Problem description
Return each line of the material verbatim.

Stored data entries

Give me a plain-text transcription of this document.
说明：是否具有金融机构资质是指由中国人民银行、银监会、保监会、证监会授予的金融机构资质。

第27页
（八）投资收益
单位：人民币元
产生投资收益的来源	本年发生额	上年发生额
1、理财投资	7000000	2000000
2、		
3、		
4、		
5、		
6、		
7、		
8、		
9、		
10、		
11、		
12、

Exercise solution
Give me a plain-text transcription of this document.
说明：是否具有金融机构资质是指由中国人民银行、银监会、保监会、证监会授予的金融机构资质。

第27页
（八）投资收益
单位：人民币元
产生投资收益的来源	本年发生额	上年发生额
1、理财投资	7000000	2000000
2、		
3、		
4、		
5、		
6、		
7、		
8、		
9、		
10、		
11、		
12、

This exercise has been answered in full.